Exercise ::
Where a line in the listing contains the string "prefix", copy that line out.

Figure record extracts:
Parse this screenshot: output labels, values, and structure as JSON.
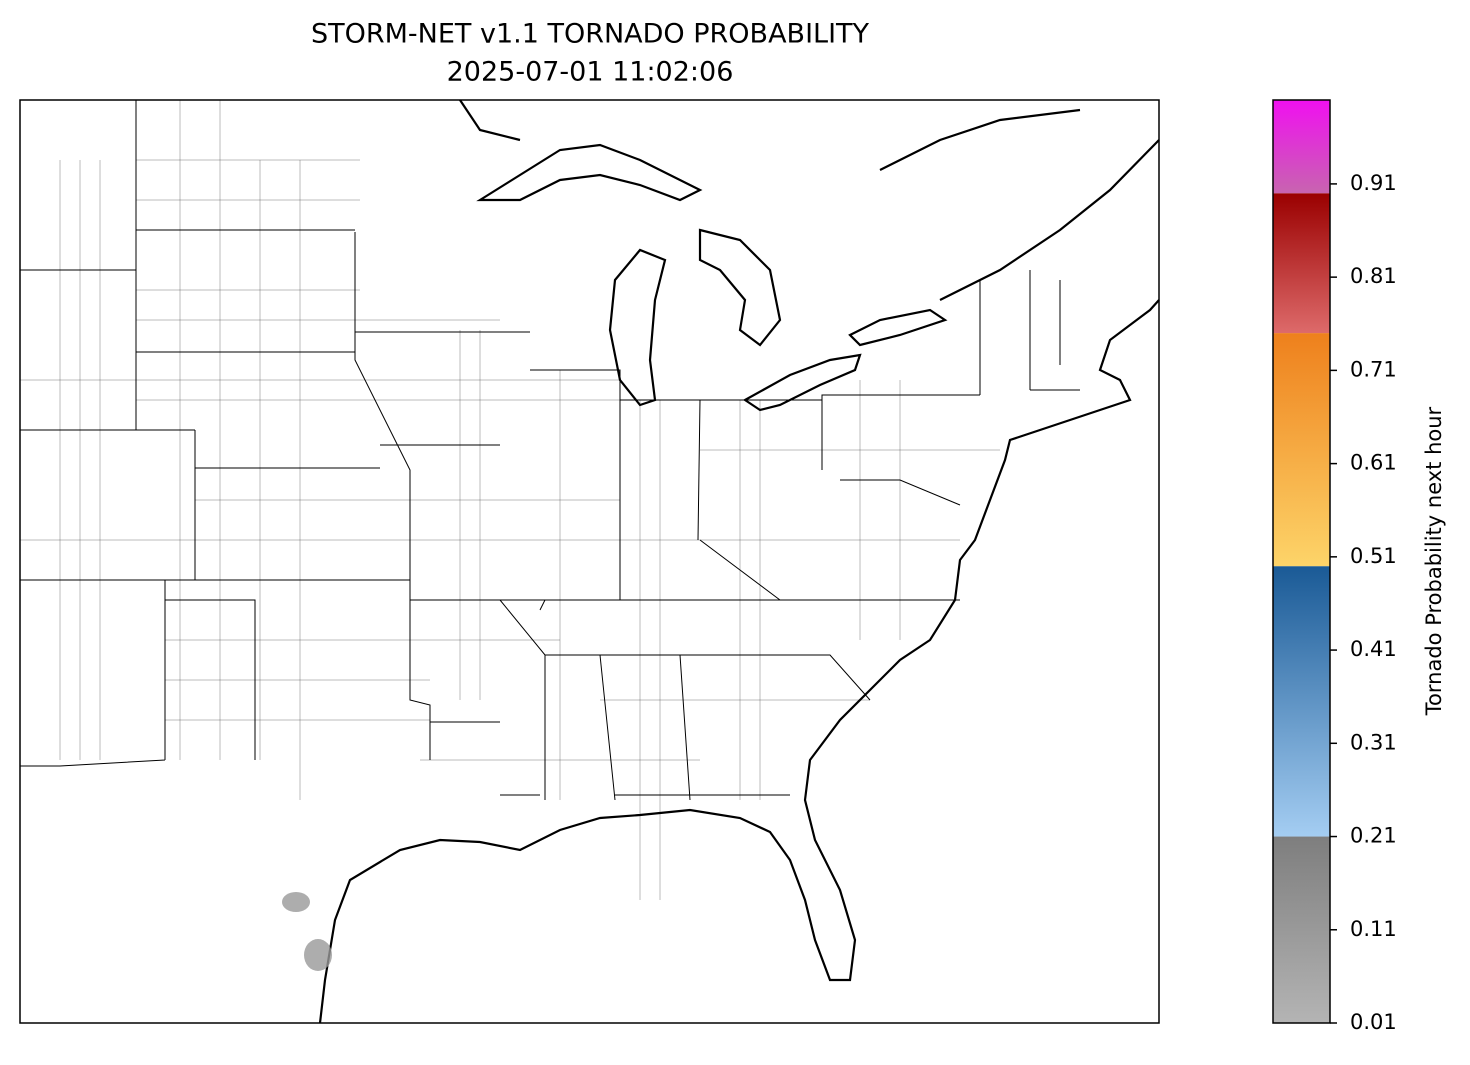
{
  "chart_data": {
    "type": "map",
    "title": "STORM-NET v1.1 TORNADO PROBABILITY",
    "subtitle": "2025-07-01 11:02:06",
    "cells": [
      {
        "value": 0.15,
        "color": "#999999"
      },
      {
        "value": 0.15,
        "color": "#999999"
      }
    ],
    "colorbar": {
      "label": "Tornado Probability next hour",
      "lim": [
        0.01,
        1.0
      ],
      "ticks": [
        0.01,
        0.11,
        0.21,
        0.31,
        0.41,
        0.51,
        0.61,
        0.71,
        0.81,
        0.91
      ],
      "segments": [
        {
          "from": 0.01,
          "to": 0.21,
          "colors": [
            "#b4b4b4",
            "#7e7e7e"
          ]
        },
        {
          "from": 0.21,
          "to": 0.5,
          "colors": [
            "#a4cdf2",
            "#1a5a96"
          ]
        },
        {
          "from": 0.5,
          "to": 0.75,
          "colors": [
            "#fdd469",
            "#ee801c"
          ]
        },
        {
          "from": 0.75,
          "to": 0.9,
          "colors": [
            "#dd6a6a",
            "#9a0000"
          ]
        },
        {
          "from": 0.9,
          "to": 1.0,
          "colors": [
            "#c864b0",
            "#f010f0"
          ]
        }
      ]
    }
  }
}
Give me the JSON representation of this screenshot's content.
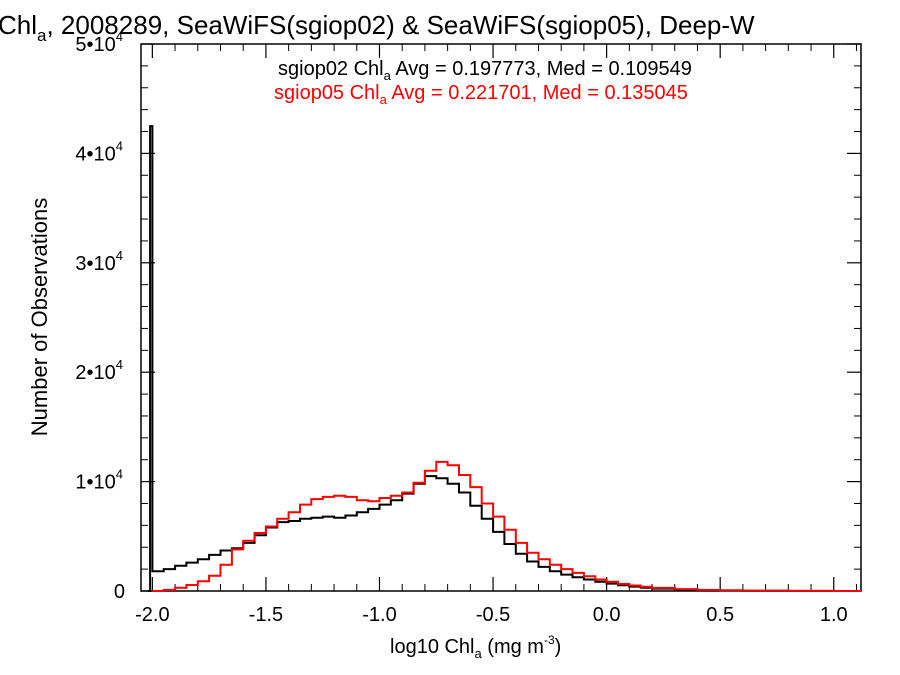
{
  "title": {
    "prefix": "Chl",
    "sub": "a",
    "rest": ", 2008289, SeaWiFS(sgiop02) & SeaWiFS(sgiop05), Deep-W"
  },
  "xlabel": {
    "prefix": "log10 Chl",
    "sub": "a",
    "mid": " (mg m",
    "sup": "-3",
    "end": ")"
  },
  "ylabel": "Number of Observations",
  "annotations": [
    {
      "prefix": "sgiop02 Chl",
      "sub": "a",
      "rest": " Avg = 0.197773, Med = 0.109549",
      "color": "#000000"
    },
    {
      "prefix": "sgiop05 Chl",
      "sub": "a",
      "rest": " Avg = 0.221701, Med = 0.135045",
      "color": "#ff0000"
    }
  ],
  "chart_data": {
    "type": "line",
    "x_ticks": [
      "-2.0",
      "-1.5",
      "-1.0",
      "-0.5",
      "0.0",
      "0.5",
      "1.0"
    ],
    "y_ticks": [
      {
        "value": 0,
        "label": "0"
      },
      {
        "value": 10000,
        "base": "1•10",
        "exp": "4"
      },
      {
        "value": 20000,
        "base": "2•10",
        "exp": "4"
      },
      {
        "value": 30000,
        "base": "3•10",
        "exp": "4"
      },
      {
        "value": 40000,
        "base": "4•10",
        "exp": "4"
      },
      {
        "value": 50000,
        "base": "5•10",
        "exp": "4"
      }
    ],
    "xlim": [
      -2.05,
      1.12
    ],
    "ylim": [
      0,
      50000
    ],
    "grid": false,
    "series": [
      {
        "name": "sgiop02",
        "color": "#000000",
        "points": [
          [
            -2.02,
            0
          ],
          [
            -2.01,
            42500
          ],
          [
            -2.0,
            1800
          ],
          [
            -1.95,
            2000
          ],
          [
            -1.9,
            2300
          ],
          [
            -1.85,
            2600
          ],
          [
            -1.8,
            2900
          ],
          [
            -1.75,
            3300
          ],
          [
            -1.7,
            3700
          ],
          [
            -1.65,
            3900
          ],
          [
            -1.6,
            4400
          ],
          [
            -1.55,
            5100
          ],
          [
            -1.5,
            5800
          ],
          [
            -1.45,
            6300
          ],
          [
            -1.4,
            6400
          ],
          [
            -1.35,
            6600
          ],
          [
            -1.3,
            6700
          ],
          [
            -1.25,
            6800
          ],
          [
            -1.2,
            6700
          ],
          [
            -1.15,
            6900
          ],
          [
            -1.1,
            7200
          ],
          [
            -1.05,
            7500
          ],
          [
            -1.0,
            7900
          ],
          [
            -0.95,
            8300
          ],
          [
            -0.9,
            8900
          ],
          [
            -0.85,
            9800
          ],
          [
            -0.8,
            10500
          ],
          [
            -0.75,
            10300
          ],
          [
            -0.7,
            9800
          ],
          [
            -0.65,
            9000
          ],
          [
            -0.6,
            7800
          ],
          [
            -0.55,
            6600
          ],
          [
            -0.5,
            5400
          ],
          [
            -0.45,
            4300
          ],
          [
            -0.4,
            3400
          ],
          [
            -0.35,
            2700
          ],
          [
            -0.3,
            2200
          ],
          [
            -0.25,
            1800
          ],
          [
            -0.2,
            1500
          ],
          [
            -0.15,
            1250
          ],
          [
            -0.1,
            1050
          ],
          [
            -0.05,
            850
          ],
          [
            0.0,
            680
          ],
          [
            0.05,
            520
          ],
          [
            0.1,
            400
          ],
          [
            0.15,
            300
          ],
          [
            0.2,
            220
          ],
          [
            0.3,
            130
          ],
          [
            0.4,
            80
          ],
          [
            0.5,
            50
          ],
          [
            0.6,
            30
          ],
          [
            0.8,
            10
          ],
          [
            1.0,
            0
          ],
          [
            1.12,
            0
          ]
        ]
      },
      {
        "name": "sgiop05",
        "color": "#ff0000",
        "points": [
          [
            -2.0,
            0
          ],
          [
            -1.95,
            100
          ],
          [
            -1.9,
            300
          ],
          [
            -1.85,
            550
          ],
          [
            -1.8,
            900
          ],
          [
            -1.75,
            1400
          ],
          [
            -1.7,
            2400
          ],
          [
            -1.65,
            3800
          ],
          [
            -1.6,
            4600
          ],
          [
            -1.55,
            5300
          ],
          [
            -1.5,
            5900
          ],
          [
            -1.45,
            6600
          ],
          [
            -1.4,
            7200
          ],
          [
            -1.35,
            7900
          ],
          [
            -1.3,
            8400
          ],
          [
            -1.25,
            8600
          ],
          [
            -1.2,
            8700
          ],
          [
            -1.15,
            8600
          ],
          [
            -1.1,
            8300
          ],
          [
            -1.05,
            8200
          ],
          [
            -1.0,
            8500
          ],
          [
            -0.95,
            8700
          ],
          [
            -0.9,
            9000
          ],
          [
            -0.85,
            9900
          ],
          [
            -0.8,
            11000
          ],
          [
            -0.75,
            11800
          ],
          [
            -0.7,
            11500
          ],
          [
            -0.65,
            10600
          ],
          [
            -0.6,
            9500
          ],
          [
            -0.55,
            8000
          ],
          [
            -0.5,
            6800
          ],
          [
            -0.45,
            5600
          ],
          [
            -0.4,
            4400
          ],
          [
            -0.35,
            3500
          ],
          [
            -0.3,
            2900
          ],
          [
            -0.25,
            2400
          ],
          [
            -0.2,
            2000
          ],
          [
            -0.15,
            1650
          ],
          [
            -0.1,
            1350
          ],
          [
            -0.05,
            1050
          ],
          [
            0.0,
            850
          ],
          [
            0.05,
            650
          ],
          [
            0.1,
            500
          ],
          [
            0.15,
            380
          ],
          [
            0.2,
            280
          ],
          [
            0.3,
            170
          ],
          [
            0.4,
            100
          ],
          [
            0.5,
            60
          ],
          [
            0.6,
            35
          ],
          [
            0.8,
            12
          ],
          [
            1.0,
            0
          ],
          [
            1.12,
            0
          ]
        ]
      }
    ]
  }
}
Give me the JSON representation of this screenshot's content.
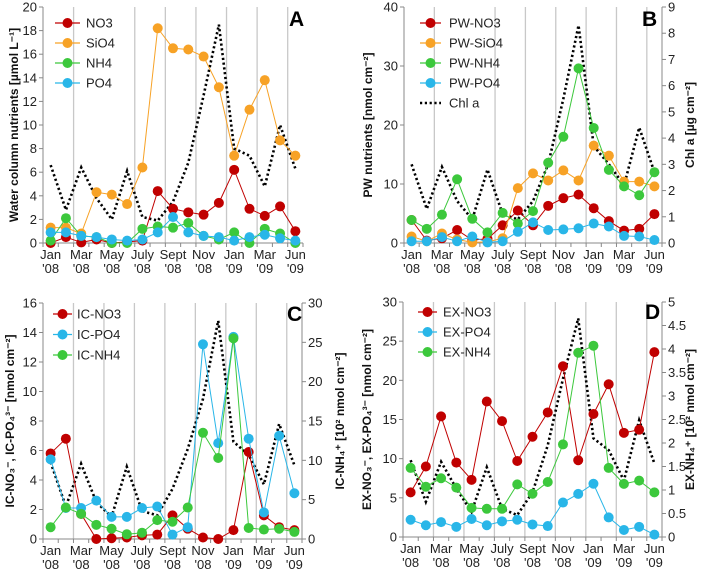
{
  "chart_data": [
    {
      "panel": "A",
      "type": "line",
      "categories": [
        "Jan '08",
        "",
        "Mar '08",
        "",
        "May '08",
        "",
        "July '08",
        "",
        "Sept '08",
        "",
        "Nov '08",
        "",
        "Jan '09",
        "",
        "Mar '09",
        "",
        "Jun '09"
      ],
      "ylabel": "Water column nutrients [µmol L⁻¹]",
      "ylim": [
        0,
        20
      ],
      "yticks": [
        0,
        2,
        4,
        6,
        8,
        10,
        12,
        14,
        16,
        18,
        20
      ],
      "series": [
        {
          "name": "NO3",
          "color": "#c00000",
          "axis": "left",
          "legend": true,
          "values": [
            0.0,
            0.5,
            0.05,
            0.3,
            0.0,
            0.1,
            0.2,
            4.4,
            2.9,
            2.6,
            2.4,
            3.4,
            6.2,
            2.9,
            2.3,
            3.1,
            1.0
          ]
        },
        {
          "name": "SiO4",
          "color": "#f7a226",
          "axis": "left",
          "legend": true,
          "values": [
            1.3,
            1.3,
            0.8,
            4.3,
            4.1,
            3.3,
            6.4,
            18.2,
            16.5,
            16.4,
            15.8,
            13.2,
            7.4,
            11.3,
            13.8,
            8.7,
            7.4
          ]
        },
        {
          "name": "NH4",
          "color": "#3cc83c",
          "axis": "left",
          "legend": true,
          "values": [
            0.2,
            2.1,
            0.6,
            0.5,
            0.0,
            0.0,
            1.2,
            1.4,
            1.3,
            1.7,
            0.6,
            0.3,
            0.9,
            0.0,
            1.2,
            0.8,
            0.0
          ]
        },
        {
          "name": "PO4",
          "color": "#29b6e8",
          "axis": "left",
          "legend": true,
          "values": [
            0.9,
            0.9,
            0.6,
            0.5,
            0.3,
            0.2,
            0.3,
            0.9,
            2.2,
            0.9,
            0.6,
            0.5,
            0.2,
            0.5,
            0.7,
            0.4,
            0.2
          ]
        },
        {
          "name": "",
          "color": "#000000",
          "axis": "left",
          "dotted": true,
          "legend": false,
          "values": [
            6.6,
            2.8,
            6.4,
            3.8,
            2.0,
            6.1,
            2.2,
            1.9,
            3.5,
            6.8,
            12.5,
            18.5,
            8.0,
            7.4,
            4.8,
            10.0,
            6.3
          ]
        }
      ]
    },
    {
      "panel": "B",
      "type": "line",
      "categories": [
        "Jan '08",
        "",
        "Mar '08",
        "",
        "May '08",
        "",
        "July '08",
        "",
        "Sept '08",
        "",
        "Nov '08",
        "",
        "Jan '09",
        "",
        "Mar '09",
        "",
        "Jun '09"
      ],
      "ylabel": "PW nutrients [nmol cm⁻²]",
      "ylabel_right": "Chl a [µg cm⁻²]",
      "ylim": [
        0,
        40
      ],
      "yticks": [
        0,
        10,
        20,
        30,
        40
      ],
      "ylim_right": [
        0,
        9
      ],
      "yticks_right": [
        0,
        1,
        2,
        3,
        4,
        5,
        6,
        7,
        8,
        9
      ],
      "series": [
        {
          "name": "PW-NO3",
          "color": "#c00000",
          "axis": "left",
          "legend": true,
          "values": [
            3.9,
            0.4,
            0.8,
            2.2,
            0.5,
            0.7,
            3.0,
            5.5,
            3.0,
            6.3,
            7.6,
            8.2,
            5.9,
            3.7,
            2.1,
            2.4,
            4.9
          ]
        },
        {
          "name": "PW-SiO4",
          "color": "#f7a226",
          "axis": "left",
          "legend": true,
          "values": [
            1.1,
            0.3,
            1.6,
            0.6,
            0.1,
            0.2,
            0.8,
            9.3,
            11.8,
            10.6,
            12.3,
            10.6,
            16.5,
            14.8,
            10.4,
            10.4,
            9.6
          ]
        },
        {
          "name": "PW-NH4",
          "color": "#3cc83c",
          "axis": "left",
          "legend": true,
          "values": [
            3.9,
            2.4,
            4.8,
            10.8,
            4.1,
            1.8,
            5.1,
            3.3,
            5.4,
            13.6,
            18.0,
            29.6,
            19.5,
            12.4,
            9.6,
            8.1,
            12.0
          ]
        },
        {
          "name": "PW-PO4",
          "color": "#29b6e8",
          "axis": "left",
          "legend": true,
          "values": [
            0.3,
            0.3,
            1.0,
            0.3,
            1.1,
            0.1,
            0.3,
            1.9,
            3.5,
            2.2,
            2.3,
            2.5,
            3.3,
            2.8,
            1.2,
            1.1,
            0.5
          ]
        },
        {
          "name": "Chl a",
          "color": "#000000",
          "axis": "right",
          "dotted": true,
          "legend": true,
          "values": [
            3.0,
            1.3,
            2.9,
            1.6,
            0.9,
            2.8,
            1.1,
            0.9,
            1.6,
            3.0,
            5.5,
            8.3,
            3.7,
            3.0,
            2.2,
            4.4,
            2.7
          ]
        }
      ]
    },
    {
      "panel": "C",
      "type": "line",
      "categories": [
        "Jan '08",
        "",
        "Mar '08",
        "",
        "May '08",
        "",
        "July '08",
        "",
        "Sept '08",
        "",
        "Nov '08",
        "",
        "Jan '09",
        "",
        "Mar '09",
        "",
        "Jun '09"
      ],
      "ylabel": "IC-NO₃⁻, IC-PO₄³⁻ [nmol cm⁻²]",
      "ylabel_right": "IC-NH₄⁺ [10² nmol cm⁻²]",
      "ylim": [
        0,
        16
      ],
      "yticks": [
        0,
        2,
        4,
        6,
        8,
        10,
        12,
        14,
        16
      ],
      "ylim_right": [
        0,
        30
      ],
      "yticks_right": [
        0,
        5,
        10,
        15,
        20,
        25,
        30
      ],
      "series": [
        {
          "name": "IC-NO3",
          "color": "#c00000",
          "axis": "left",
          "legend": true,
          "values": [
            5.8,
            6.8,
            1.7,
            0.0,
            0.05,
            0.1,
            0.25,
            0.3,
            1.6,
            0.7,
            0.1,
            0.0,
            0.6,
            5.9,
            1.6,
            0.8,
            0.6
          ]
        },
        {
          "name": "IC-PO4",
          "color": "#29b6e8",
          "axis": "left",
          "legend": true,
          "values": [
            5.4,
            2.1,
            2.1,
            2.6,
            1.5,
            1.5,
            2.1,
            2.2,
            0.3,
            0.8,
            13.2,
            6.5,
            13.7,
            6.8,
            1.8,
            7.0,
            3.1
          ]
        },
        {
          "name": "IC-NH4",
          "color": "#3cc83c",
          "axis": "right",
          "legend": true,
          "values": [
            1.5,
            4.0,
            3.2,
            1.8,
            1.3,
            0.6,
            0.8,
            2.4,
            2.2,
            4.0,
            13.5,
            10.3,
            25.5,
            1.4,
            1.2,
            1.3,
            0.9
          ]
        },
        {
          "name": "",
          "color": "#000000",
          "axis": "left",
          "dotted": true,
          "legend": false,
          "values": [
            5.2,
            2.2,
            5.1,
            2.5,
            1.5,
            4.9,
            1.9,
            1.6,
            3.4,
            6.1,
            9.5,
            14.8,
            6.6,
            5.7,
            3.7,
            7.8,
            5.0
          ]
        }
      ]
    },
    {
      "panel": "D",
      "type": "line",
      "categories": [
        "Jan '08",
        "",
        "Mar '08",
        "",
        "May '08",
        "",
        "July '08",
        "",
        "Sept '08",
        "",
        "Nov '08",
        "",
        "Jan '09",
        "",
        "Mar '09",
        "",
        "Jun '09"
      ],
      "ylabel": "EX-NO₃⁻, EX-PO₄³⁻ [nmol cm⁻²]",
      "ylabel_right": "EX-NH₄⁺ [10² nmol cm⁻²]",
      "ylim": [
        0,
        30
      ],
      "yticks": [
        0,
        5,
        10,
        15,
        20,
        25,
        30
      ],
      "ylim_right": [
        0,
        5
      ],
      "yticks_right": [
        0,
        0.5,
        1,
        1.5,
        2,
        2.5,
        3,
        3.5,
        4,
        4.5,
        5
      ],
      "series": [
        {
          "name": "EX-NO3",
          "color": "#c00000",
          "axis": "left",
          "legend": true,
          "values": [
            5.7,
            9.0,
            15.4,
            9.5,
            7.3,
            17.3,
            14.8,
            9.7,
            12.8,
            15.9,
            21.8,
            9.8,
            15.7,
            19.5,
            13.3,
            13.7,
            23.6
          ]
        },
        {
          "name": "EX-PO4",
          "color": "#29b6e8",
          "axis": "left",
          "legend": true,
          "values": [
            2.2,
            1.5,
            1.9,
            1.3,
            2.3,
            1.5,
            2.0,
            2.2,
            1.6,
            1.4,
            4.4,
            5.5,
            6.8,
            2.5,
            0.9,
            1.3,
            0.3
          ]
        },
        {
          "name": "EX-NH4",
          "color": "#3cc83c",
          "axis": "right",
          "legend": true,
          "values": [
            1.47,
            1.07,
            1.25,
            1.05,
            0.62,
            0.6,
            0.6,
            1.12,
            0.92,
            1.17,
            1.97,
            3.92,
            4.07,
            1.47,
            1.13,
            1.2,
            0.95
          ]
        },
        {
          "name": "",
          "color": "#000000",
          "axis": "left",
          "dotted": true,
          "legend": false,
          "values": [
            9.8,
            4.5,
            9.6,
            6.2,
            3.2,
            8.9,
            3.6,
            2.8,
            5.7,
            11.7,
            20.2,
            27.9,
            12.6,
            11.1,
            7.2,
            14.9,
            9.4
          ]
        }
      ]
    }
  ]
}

Result of the task ::
    "prefix": "Chl",
    "prefix": "log10 Chl",
      "prefix": "sgiop02 Chl",
      "prefix": "sgiop05 Chl",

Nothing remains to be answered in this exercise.